[Extracts from a graphics dataset]:
━━━━━━━━━━━━━━━━━━━━

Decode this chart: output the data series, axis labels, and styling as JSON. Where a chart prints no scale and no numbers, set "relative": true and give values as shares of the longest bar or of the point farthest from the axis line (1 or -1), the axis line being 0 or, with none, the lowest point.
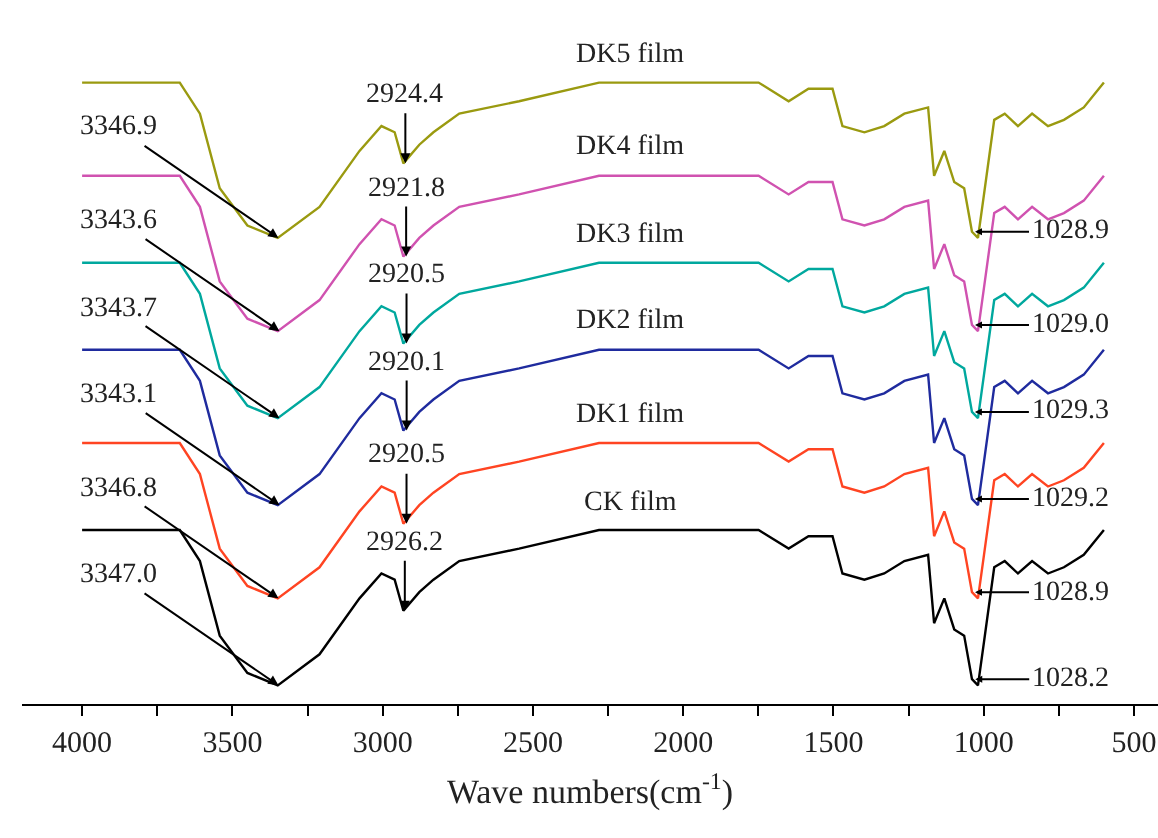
{
  "chart_data": {
    "type": "line",
    "relative": true,
    "xlabel": "Wave numbers(cm$^{-1}$)",
    "xlim": [
      4200,
      420
    ],
    "xticks": [
      4000,
      {
        "value": 3750,
        "label": null
      },
      3500,
      {
        "value": 3250,
        "label": null
      },
      3000,
      {
        "value": 2750,
        "label": null
      },
      2500,
      {
        "value": 2250,
        "label": null
      },
      2000,
      {
        "value": 1750,
        "label": null
      },
      1500,
      {
        "value": 1250,
        "label": null
      },
      1000,
      {
        "value": 750,
        "label": null
      },
      500
    ],
    "x": [
      4000,
      3675,
      3608,
      3542,
      3450,
      3349,
      3210,
      3077,
      3004,
      2960,
      2931,
      2878,
      2831,
      2745,
      2546,
      2280,
      1749,
      1649,
      1583,
      1503,
      1470,
      1397,
      1331,
      1264,
      1185,
      1165,
      1131,
      1098,
      1065,
      1039,
      1019,
      999,
      965,
      930,
      886,
      839,
      786,
      733,
      667,
      600
    ],
    "series": [
      {
        "name": "CK film",
        "color": "#000000",
        "values": [
          0.28,
          0.28,
          0.23,
          0.11,
          0.05,
          0.03,
          0.08,
          0.17,
          0.21,
          0.2,
          0.15,
          0.18,
          0.2,
          0.23,
          0.25,
          0.28,
          0.28,
          0.25,
          0.27,
          0.27,
          0.21,
          0.2,
          0.21,
          0.23,
          0.24,
          0.13,
          0.17,
          0.12,
          0.11,
          0.04,
          0.03,
          0.1,
          0.22,
          0.23,
          0.21,
          0.23,
          0.21,
          0.22,
          0.24,
          0.28
        ]
      },
      {
        "name": "DK1 film",
        "color": "#ff4422",
        "values": [
          0.42,
          0.42,
          0.37,
          0.25,
          0.19,
          0.17,
          0.22,
          0.31,
          0.35,
          0.34,
          0.29,
          0.32,
          0.34,
          0.37,
          0.39,
          0.42,
          0.42,
          0.39,
          0.41,
          0.41,
          0.35,
          0.34,
          0.35,
          0.37,
          0.38,
          0.27,
          0.31,
          0.26,
          0.25,
          0.18,
          0.17,
          0.24,
          0.36,
          0.37,
          0.35,
          0.37,
          0.35,
          0.36,
          0.38,
          0.42
        ]
      },
      {
        "name": "DK2 film",
        "color": "#1f2b9e",
        "values": [
          0.57,
          0.57,
          0.52,
          0.4,
          0.34,
          0.32,
          0.37,
          0.46,
          0.5,
          0.49,
          0.44,
          0.47,
          0.49,
          0.52,
          0.54,
          0.57,
          0.57,
          0.54,
          0.56,
          0.56,
          0.5,
          0.49,
          0.5,
          0.52,
          0.53,
          0.42,
          0.46,
          0.41,
          0.4,
          0.33,
          0.32,
          0.39,
          0.51,
          0.52,
          0.5,
          0.52,
          0.5,
          0.51,
          0.53,
          0.57
        ]
      },
      {
        "name": "DK3 film",
        "color": "#00a89e",
        "values": [
          0.71,
          0.71,
          0.66,
          0.54,
          0.48,
          0.46,
          0.51,
          0.6,
          0.64,
          0.63,
          0.58,
          0.61,
          0.63,
          0.66,
          0.68,
          0.71,
          0.71,
          0.68,
          0.7,
          0.7,
          0.64,
          0.63,
          0.64,
          0.66,
          0.67,
          0.56,
          0.6,
          0.55,
          0.54,
          0.47,
          0.46,
          0.53,
          0.65,
          0.66,
          0.64,
          0.66,
          0.64,
          0.65,
          0.67,
          0.71
        ]
      },
      {
        "name": "DK4 film",
        "color": "#d052b0",
        "values": [
          0.85,
          0.85,
          0.8,
          0.68,
          0.62,
          0.6,
          0.65,
          0.74,
          0.78,
          0.77,
          0.72,
          0.75,
          0.77,
          0.8,
          0.82,
          0.85,
          0.85,
          0.82,
          0.84,
          0.84,
          0.78,
          0.77,
          0.78,
          0.8,
          0.81,
          0.7,
          0.74,
          0.69,
          0.68,
          0.61,
          0.6,
          0.67,
          0.79,
          0.8,
          0.78,
          0.8,
          0.78,
          0.79,
          0.81,
          0.85
        ]
      },
      {
        "name": "DK5 film",
        "color": "#9a9a10",
        "values": [
          1.0,
          1.0,
          0.95,
          0.83,
          0.77,
          0.75,
          0.8,
          0.89,
          0.93,
          0.92,
          0.87,
          0.9,
          0.92,
          0.95,
          0.97,
          1.0,
          1.0,
          0.97,
          0.99,
          0.99,
          0.93,
          0.92,
          0.93,
          0.95,
          0.96,
          0.85,
          0.89,
          0.84,
          0.83,
          0.76,
          0.75,
          0.82,
          0.94,
          0.95,
          0.93,
          0.95,
          0.93,
          0.94,
          0.96,
          1.0
        ]
      }
    ],
    "annotations": [
      {
        "text": "3347.0",
        "x": 3347.0,
        "y": 0.03
      },
      {
        "text": "2926.2",
        "x": 2926.2,
        "y": 0.15
      },
      {
        "text": "1028.2",
        "x": 1028.2,
        "y": 0.04
      },
      {
        "text": "3346.8",
        "x": 3346.8,
        "y": 0.17
      },
      {
        "text": "2920.5",
        "x": 2920.5,
        "y": 0.29
      },
      {
        "text": "1028.9",
        "x": 1028.9,
        "y": 0.18
      },
      {
        "text": "3343.1",
        "x": 3343.1,
        "y": 0.32
      },
      {
        "text": "2920.1",
        "x": 2920.1,
        "y": 0.44
      },
      {
        "text": "1029.2",
        "x": 1029.2,
        "y": 0.33
      },
      {
        "text": "3343.7",
        "x": 3343.7,
        "y": 0.46
      },
      {
        "text": "2920.5",
        "x": 2920.5,
        "y": 0.58
      },
      {
        "text": "1029.3",
        "x": 1029.3,
        "y": 0.47
      },
      {
        "text": "3343.6",
        "x": 3343.6,
        "y": 0.6
      },
      {
        "text": "2921.8",
        "x": 2921.8,
        "y": 0.72
      },
      {
        "text": "1029.0",
        "x": 1029.0,
        "y": 0.61
      },
      {
        "text": "3346.9",
        "x": 3346.9,
        "y": 0.75
      },
      {
        "text": "2924.4",
        "x": 2924.4,
        "y": 0.87
      },
      {
        "text": "1028.9",
        "x": 1028.9,
        "y": 0.76
      }
    ]
  }
}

━━━━━━━━━━━━━━━━━━━━

[What you will do]:
From the entries above, pull out each line that includes "series".

[Exercise response]:
Decode this chart: output the data series, axis labels, and styling as JSON. Where a chart prints no scale and no numbers, set "relative": true and give values as shares of the longest bar or of the point farthest from the axis line (1 or -1), the axis line being 0 or, with none, the lowest point.
    "series": [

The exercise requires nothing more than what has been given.